> **Data entries**:
_ _ _ _

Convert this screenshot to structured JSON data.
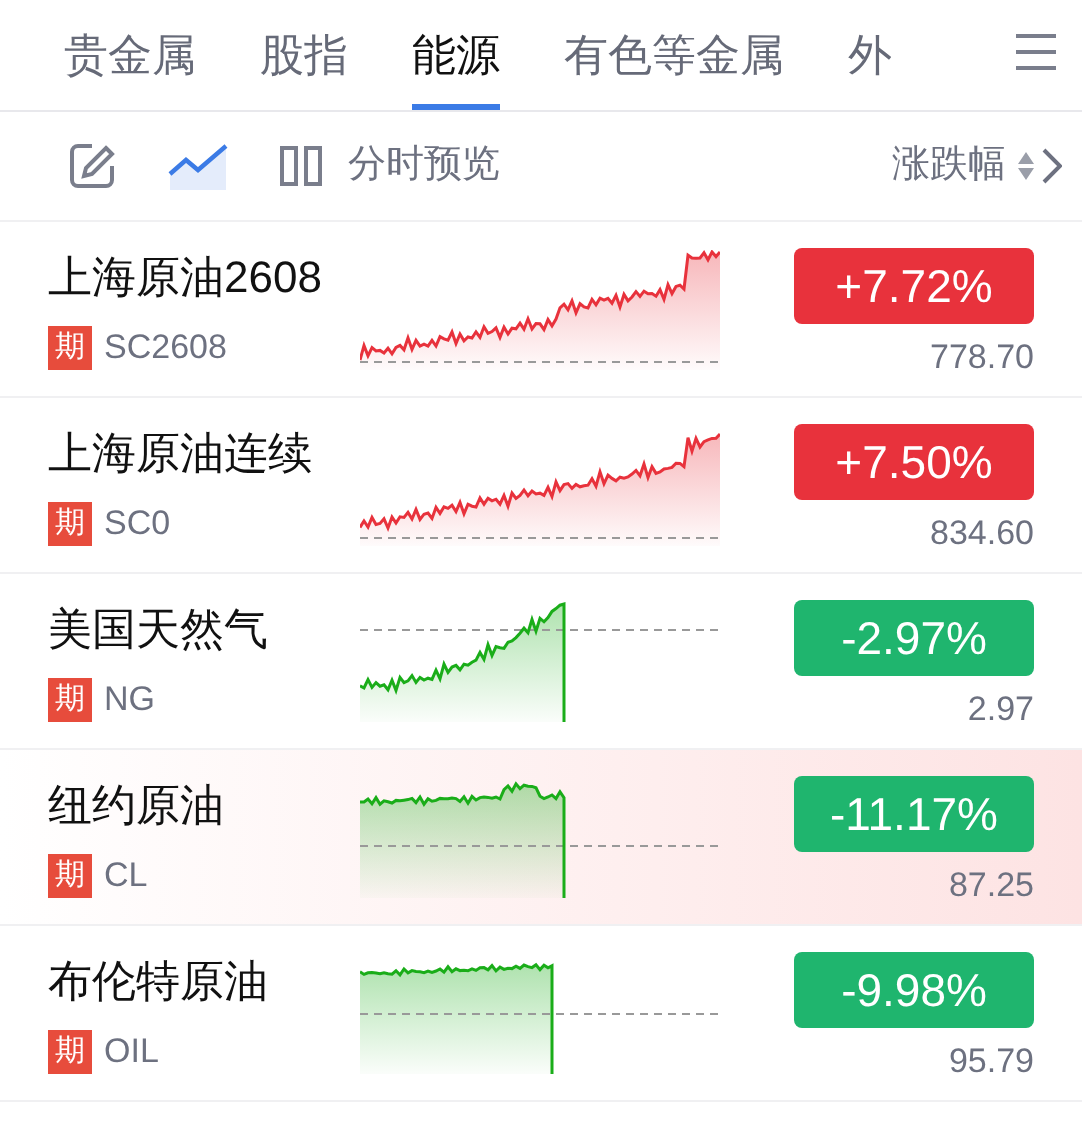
{
  "tabs": [
    {
      "label": "贵金属",
      "selected": false
    },
    {
      "label": "股指",
      "selected": false
    },
    {
      "label": "能源",
      "selected": true
    },
    {
      "label": "有色等金属",
      "selected": false
    },
    {
      "label": "外",
      "selected": false
    }
  ],
  "toolbar": {
    "chart_view_selected": true,
    "preview_label": "分时预览",
    "sort_label": "涨跌幅"
  },
  "rows": [
    {
      "name": "上海原油2608",
      "tag": "期",
      "code": "SC2608",
      "change": "+7.72%",
      "price": "778.70",
      "rising": true,
      "highlighted": false
    },
    {
      "name": "上海原油连续",
      "tag": "期",
      "code": "SC0",
      "change": "+7.50%",
      "price": "834.60",
      "rising": true,
      "highlighted": false
    },
    {
      "name": "美国天然气",
      "tag": "期",
      "code": "NG",
      "change": "-2.97%",
      "price": "2.97",
      "rising": false,
      "highlighted": false
    },
    {
      "name": "纽约原油",
      "tag": "期",
      "code": "CL",
      "change": "-11.17%",
      "price": "87.25",
      "rising": false,
      "highlighted": true
    },
    {
      "name": "布伦特原油",
      "tag": "期",
      "code": "OIL",
      "change": "-9.98%",
      "price": "95.79",
      "rising": false,
      "highlighted": false
    }
  ]
}
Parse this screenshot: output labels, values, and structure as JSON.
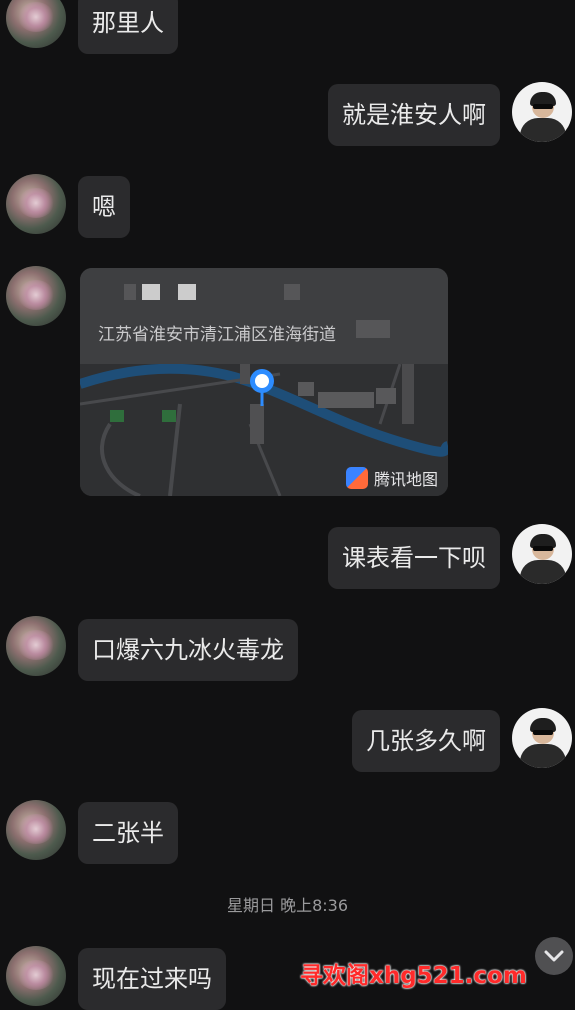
{
  "messages": [
    {
      "side": "left",
      "text": "那里人"
    },
    {
      "side": "right",
      "text": "就是淮安人啊"
    },
    {
      "side": "left",
      "text": "嗯"
    },
    {
      "side": "left",
      "type": "location"
    },
    {
      "side": "right",
      "text": "课表看一下呗"
    },
    {
      "side": "left",
      "text": "口爆六九冰火毒龙"
    },
    {
      "side": "right",
      "text": "几张多久啊"
    },
    {
      "side": "left",
      "text": "二张半"
    },
    {
      "side": "left",
      "text": "现在过来吗"
    }
  ],
  "location_card": {
    "address": "江苏省淮安市清江浦区淮海街道",
    "provider": "腾讯地图",
    "provider_icon": "tencent-map-logo-icon",
    "pin_icon": "location-pin-icon"
  },
  "timestamp": "星期日 晚上8:36",
  "scroll_button": {
    "icon": "chevron-down-icon"
  },
  "watermark": "寻欢阁xhg521.com",
  "colors": {
    "background": "#111112",
    "bubble": "#2b2b2d",
    "text": "#eaeaea",
    "timestamp": "#9a9a9c",
    "map_road": "#1e4e78",
    "pin": "#2d8cff",
    "watermark": "#ff2a2a"
  }
}
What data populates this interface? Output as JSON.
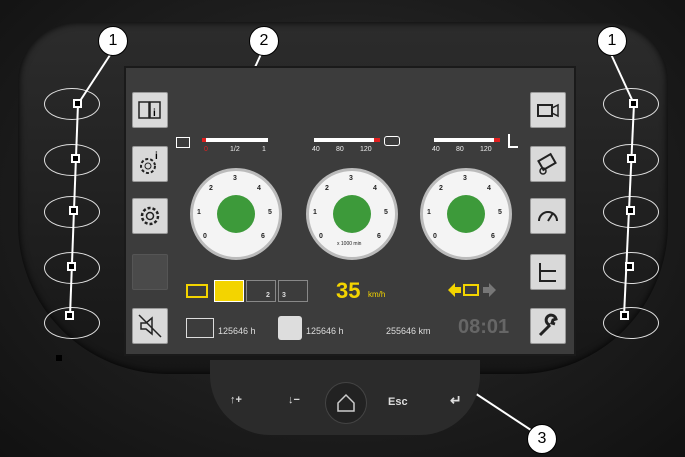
{
  "callouts": [
    "1",
    "2",
    "1",
    "3"
  ],
  "bars": {
    "fuel": {
      "labels": [
        "0",
        "1/2",
        "1"
      ],
      "fill": 0.02
    },
    "temp1": {
      "labels": [
        "40",
        "80",
        "120"
      ],
      "fill": 0.9
    },
    "temp2": {
      "labels": [
        "40",
        "80",
        "120"
      ],
      "fill": 0.9
    }
  },
  "gauges": [
    {
      "numbers": [
        "0",
        "1",
        "2",
        "3",
        "4",
        "5",
        "6"
      ]
    },
    {
      "numbers": [
        "0",
        "1",
        "2",
        "3",
        "4",
        "5",
        "6"
      ],
      "unit": "x 1000 min"
    },
    {
      "numbers": [
        "0",
        "1",
        "2",
        "3",
        "4",
        "5",
        "6"
      ]
    }
  ],
  "gear_labels": {
    "g2": "2",
    "g3": "3"
  },
  "speed": {
    "value": "35",
    "unit": "km/h"
  },
  "status": {
    "hours1": "125646 h",
    "hours2": "125646 h",
    "distance": "255646 km",
    "time": "08:01"
  },
  "keys": {
    "esc": "Esc"
  },
  "colors": {
    "accent": "#f3d400",
    "green": "#3d9a3a",
    "red": "#e02020"
  }
}
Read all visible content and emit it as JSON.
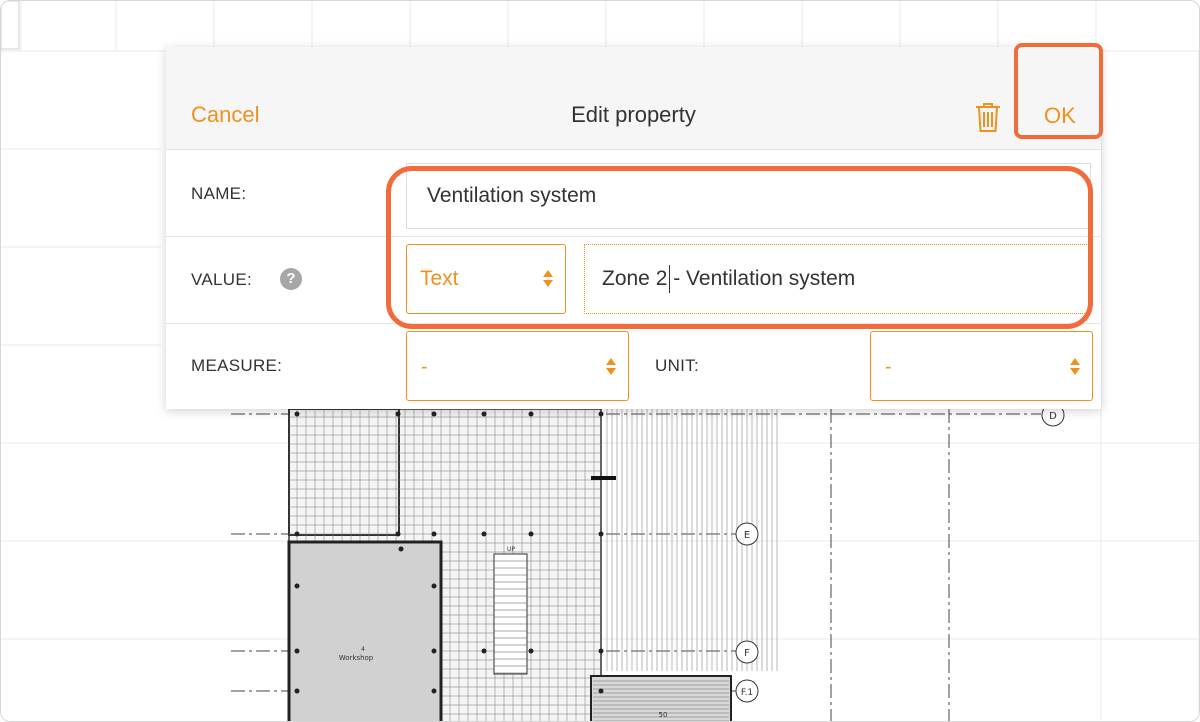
{
  "dialog": {
    "title": "Edit property",
    "cancel_label": "Cancel",
    "ok_label": "OK",
    "delete_icon": "trash-icon"
  },
  "form": {
    "name_label": "NAME:",
    "name_value": "Ventilation system",
    "value_label": "VALUE:",
    "help_icon": "?",
    "value_type": "Text",
    "value_text": "Zone 2 - Ventilation system",
    "measure_label": "MEASURE:",
    "measure_value": "-",
    "unit_label": "UNIT:",
    "unit_value": "-"
  },
  "floorplan": {
    "grid_markers": [
      "D",
      "E",
      "F",
      "F.1"
    ],
    "room_workshop_number": "4",
    "room_workshop": "Workshop",
    "room_number": "50",
    "stair_label": "UP"
  },
  "colors": {
    "accent": "#f0901e",
    "highlight": "#f26b3a"
  }
}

_ _ _ _

> **What you should do**: Pictures do not go in the copy. Write out exactly the lines from the line containing "Read all visible content and emit it as JSON." through the last line of the listing.

> **Answer to this problem**:
Read all visible content and emit it as JSON.
{
  "dialog": {
    "title": "Edit property",
    "cancel_label": "Cancel",
    "ok_label": "OK",
    "delete_icon": "trash-icon"
  },
  "form": {
    "name_label": "NAME:",
    "name_value": "Ventilation system",
    "value_label": "VALUE:",
    "help_icon": "?",
    "value_type": "Text",
    "value_text": "Zone 2 - Ventilation system",
    "measure_label": "MEASURE:",
    "measure_value": "-",
    "unit_label": "UNIT:",
    "unit_value": "-"
  },
  "floorplan": {
    "grid_markers": [
      "D",
      "E",
      "F",
      "F.1"
    ],
    "room_workshop_number": "4",
    "room_workshop": "Workshop",
    "room_number": "50",
    "stair_label": "UP"
  },
  "colors": {
    "accent": "#f0901e",
    "highlight": "#f26b3a"
  }
}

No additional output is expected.